• _YOUR TASK_
What do the lines from the one containing "Decode this image" through the end of the entries say? Quote them exactly, and only them.

• _MATERIAL FOR THE TASK_
....................

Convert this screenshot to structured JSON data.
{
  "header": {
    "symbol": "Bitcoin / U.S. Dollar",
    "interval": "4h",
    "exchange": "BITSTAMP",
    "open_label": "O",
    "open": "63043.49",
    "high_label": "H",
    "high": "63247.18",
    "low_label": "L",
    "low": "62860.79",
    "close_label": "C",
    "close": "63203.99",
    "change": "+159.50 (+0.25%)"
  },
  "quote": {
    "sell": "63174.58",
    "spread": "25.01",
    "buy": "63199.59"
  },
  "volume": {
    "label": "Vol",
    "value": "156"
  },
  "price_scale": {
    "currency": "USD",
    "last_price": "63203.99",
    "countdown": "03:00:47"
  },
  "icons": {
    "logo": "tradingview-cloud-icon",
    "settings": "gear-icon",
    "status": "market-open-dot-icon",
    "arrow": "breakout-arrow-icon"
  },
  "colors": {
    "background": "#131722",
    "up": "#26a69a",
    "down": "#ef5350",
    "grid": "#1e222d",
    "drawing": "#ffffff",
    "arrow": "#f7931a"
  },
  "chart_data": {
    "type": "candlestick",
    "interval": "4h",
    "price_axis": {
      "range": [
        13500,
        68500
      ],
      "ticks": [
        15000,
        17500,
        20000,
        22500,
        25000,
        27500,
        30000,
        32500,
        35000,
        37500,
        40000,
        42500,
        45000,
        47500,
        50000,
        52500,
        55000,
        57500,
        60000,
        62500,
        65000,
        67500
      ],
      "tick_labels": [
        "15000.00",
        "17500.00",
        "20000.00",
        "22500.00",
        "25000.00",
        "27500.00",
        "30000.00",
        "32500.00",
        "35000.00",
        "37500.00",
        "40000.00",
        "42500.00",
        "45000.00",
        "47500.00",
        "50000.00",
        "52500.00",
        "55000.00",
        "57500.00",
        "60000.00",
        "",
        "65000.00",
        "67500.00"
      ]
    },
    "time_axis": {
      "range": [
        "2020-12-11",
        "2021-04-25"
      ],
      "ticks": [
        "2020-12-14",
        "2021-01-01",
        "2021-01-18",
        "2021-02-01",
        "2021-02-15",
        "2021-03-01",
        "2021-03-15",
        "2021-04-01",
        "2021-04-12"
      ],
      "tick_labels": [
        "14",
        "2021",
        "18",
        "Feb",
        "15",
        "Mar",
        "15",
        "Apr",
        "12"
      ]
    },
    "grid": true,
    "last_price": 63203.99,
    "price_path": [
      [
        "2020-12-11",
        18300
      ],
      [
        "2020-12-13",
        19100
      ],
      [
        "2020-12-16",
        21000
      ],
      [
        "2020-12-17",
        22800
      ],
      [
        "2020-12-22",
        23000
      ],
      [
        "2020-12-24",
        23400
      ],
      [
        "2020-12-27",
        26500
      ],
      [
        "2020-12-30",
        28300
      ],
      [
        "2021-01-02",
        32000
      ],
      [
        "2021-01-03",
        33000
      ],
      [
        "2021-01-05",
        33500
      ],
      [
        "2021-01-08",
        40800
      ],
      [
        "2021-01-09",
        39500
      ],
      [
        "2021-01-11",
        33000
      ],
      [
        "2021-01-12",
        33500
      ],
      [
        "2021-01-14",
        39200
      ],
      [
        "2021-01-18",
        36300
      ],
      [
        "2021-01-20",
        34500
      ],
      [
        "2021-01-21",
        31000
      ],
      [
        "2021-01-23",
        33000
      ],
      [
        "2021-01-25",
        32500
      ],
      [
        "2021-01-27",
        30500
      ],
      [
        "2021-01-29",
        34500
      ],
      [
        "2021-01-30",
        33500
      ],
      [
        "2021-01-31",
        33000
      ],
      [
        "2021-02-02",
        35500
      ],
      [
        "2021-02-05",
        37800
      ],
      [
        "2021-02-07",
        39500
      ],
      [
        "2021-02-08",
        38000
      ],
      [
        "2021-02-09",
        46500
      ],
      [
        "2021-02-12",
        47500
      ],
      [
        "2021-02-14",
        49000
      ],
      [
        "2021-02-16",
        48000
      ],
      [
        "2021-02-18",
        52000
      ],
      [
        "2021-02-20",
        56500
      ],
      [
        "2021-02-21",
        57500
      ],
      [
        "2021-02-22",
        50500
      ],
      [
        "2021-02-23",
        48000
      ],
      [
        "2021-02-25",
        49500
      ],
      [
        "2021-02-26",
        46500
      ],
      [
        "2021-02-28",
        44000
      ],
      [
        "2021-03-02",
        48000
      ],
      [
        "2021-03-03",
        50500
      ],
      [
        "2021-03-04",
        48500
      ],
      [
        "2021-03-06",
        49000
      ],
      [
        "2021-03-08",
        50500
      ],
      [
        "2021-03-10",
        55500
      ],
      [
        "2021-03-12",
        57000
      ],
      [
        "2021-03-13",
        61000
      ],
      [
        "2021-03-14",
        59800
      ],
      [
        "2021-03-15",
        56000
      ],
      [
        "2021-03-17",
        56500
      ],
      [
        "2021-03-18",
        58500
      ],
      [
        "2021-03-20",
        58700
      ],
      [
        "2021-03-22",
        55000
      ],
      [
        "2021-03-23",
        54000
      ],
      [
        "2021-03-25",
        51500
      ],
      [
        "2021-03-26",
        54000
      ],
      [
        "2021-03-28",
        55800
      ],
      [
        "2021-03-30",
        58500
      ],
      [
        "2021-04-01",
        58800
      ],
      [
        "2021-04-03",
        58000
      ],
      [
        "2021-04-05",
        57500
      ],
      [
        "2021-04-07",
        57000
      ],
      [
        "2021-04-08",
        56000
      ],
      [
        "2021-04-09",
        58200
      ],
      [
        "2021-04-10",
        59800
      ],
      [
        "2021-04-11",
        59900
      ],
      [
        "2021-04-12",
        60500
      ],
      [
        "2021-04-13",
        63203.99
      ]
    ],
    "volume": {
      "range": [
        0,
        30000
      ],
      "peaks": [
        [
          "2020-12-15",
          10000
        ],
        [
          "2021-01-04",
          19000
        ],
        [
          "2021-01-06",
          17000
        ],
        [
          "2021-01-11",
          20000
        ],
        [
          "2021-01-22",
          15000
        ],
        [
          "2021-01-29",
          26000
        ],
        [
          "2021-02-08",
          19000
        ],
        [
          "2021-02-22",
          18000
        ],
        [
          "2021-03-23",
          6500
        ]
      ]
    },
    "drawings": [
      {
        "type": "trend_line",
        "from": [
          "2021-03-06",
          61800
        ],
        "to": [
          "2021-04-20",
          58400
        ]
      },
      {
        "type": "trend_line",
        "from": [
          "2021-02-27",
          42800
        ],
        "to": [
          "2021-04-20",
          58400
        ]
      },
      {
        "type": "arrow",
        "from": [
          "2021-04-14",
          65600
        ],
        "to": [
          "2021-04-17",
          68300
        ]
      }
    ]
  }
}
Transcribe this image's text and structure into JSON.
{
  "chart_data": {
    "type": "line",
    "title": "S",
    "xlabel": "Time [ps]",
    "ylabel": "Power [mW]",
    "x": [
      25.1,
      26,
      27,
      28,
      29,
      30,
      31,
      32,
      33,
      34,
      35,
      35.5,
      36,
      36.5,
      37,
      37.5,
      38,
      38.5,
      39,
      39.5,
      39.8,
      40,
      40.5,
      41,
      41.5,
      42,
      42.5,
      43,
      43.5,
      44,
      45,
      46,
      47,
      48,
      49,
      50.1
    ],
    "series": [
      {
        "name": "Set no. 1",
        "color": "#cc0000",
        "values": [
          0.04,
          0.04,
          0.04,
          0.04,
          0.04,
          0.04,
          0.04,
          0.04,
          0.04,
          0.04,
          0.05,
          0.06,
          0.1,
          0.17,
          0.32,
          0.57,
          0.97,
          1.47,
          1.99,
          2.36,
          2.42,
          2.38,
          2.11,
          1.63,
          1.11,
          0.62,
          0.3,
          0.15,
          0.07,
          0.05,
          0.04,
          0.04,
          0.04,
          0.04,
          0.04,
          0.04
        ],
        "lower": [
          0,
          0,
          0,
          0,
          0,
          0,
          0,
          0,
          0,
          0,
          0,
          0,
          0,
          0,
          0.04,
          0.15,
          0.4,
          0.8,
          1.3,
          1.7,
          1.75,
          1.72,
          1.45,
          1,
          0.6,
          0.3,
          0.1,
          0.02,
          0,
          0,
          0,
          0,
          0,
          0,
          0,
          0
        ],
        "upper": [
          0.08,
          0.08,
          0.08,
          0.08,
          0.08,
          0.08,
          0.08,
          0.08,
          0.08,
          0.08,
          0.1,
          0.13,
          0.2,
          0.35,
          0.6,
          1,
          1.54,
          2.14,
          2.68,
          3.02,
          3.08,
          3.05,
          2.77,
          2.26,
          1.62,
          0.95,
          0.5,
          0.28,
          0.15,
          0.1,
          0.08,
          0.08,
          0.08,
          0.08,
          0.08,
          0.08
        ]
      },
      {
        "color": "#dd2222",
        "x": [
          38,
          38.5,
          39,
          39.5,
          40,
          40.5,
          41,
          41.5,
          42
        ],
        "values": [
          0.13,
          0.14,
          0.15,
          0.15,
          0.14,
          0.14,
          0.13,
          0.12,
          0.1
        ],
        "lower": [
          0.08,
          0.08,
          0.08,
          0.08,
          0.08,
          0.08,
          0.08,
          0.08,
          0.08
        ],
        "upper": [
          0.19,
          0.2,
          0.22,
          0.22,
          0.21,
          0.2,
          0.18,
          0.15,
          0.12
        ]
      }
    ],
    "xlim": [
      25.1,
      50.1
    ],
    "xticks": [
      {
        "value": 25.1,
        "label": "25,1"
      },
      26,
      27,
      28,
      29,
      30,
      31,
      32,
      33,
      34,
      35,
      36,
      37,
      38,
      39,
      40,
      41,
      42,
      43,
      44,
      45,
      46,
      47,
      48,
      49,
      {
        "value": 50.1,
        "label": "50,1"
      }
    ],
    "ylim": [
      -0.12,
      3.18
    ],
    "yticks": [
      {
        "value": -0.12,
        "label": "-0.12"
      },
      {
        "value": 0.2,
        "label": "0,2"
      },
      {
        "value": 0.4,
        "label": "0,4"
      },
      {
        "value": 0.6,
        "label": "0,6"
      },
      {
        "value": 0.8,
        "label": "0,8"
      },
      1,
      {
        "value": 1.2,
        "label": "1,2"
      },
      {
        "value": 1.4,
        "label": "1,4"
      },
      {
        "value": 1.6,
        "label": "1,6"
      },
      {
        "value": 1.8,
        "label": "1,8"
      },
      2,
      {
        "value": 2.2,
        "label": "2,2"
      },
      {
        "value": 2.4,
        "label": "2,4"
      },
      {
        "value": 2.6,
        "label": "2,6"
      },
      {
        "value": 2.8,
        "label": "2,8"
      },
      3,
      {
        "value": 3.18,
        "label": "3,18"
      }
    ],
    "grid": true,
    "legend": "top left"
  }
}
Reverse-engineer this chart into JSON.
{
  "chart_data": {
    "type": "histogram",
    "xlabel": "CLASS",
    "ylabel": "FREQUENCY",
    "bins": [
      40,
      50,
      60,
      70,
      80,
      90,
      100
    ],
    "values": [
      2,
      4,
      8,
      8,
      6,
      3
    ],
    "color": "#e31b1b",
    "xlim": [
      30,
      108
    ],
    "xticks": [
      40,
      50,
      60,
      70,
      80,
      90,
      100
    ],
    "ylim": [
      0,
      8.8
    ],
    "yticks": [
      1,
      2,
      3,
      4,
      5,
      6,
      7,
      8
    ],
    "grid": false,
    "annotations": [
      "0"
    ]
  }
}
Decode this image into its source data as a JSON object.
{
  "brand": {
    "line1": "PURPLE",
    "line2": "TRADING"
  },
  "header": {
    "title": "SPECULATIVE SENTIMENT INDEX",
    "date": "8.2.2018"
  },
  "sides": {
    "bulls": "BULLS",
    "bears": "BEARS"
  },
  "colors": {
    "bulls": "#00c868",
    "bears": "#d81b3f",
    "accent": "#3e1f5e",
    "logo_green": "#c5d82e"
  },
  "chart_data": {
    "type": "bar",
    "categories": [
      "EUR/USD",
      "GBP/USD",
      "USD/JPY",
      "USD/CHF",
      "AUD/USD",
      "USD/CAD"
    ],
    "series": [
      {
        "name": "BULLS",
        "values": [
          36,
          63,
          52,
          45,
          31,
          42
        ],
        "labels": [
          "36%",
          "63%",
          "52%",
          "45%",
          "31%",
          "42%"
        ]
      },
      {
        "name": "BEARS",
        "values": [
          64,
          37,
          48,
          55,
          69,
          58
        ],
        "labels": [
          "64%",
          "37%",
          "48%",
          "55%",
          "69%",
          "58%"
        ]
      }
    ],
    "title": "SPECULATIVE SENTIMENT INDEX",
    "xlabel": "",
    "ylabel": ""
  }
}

....................

• _ANSWER TO THIS EXERCISE_
Decode this image into its source data as a JSON object.
{
  "brand": {
    "line1": "PURPLE",
    "line2": "TRADING"
  },
  "header": {
    "title": "SPECULATIVE SENTIMENT INDEX",
    "date": "8.2.2018"
  },
  "sides": {
    "bulls": "BULLS",
    "bears": "BEARS"
  },
  "colors": {
    "bulls": "#00c868",
    "bears": "#d81b3f",
    "accent": "#3e1f5e",
    "logo_green": "#c5d82e"
  },
  "chart_data": {
    "type": "bar",
    "categories": [
      "EUR/USD",
      "GBP/USD",
      "USD/JPY",
      "USD/CHF",
      "AUD/USD",
      "USD/CAD"
    ],
    "series": [
      {
        "name": "BULLS",
        "values": [
          36,
          63,
          52,
          45,
          31,
          42
        ],
        "labels": [
          "36%",
          "63%",
          "52%",
          "45%",
          "31%",
          "42%"
        ]
      },
      {
        "name": "BEARS",
        "values": [
          64,
          37,
          48,
          55,
          69,
          58
        ],
        "labels": [
          "64%",
          "37%",
          "48%",
          "55%",
          "69%",
          "58%"
        ]
      }
    ],
    "title": "SPECULATIVE SENTIMENT INDEX",
    "xlabel": "",
    "ylabel": ""
  }
}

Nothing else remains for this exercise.